• What you have to do: Extract all lines that hold "招标人不良行为" from the records below.

• Excerpted data:

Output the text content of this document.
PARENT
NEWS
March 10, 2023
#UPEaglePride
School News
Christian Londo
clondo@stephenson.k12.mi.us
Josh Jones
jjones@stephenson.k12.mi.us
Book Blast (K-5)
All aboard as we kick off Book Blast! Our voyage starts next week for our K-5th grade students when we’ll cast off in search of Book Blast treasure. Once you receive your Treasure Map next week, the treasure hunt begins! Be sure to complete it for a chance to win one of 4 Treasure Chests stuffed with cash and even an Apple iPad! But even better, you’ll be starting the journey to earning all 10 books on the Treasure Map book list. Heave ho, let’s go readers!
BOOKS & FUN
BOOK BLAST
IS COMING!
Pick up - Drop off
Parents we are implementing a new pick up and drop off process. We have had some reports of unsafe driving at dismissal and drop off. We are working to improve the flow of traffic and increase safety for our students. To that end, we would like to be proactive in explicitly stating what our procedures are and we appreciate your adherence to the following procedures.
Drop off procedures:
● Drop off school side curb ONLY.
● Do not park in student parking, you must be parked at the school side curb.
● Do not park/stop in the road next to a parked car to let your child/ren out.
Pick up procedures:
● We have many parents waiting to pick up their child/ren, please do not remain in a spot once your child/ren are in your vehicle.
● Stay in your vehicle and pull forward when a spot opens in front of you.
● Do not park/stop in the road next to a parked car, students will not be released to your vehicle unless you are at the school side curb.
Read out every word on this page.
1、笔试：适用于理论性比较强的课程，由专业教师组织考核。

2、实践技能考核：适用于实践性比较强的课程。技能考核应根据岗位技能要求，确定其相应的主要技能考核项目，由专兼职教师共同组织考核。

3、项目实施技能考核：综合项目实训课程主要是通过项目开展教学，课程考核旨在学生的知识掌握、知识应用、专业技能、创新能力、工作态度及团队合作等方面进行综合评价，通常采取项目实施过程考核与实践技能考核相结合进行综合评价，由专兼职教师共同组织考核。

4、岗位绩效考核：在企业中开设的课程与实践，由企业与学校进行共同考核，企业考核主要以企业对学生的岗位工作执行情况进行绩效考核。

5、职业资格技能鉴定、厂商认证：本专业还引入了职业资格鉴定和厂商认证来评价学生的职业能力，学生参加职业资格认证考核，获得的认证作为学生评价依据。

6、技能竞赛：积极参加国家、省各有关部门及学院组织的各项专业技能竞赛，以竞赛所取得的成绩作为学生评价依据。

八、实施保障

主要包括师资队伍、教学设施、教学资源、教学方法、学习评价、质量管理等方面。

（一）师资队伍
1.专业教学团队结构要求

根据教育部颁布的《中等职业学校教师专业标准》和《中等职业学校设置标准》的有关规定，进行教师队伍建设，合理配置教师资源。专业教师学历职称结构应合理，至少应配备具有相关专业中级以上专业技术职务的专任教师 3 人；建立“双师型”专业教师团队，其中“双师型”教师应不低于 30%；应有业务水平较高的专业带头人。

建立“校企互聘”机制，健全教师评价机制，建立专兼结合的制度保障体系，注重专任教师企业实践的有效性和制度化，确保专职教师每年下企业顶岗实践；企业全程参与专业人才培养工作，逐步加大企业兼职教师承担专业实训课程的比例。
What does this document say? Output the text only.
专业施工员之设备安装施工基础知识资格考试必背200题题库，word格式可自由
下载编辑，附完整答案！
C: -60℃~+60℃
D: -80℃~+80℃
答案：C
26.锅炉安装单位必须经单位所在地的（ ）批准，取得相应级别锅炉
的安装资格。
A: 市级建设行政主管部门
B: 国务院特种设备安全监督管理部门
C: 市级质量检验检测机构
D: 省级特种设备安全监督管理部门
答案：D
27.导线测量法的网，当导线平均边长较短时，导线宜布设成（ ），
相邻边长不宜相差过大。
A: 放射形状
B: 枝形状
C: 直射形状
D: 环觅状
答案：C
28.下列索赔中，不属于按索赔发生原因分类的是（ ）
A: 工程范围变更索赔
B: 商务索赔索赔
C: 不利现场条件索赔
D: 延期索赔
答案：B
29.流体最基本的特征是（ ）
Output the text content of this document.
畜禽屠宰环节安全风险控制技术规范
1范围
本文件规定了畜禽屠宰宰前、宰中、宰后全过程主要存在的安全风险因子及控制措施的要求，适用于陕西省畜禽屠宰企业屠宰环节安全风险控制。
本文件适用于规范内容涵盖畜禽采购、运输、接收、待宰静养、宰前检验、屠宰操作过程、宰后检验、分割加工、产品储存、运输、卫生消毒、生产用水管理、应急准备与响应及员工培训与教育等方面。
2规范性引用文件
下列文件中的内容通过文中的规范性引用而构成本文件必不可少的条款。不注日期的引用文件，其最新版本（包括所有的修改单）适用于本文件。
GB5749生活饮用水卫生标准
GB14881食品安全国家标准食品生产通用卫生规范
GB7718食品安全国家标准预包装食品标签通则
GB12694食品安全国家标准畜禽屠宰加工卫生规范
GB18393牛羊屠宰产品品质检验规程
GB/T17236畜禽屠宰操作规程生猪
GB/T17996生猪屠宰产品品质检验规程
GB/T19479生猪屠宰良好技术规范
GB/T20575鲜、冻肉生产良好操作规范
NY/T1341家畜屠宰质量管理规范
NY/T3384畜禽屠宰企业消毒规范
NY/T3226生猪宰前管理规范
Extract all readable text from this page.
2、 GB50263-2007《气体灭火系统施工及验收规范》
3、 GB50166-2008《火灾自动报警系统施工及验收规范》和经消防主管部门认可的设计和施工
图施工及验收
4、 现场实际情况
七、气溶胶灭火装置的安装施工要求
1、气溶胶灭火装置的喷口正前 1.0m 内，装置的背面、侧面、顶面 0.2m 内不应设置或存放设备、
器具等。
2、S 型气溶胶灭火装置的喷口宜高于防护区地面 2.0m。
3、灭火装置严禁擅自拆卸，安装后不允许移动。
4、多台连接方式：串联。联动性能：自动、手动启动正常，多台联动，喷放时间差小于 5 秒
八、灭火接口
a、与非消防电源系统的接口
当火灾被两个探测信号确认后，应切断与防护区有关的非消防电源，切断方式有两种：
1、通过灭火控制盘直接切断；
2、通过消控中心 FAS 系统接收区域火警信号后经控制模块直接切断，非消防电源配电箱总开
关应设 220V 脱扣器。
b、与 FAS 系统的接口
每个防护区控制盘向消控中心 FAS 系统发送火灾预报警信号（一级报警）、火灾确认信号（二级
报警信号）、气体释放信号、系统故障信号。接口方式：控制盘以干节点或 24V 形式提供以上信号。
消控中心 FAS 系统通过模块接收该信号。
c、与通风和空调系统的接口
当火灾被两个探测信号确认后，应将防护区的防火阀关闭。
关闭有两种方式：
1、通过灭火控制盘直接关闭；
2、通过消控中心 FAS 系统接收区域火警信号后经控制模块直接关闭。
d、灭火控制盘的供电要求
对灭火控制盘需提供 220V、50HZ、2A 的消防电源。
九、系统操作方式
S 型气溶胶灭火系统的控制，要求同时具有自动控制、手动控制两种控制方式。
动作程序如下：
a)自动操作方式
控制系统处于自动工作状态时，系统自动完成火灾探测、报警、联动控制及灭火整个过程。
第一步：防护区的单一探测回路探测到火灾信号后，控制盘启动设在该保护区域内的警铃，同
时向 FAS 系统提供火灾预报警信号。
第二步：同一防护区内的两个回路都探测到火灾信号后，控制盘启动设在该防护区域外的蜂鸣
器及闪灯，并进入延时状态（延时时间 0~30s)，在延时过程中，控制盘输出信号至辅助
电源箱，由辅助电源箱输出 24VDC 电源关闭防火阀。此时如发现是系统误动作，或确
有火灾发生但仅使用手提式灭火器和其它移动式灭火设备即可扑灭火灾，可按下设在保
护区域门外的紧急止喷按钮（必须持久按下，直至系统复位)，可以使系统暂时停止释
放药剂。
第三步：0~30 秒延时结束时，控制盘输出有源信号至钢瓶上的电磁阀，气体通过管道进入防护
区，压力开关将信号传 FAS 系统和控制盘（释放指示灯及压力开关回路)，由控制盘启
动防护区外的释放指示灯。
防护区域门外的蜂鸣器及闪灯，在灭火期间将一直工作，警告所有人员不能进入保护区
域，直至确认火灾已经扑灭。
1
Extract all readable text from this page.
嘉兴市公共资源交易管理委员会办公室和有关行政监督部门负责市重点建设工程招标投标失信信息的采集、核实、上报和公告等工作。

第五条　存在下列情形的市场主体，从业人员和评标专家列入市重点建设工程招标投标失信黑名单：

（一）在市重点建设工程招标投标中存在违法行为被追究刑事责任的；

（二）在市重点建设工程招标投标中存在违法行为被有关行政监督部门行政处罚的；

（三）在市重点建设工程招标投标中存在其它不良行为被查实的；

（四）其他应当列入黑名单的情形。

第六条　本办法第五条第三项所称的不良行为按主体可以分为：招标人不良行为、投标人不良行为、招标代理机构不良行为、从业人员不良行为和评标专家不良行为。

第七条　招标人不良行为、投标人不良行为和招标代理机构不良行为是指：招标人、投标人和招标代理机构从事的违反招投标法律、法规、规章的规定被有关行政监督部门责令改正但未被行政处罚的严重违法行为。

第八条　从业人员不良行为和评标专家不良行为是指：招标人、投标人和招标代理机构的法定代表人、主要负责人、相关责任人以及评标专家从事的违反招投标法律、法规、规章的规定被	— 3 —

• Result of this task:
第六条　本办法第五条第三项所称的不良行为按主体可以分为：招标人不良行为、投标人不良行为、招标代理机构不良行为、从业人员不良行为和评标专家不良行为。
第七条　招标人不良行为、投标人不良行为和招标代理机构不良行为是指：招标人、投标人和招标代理机构从事的违反招投标法律、法规、规章的规定被有关行政监督部门责令改正但未被行政处罚的严重违法行为。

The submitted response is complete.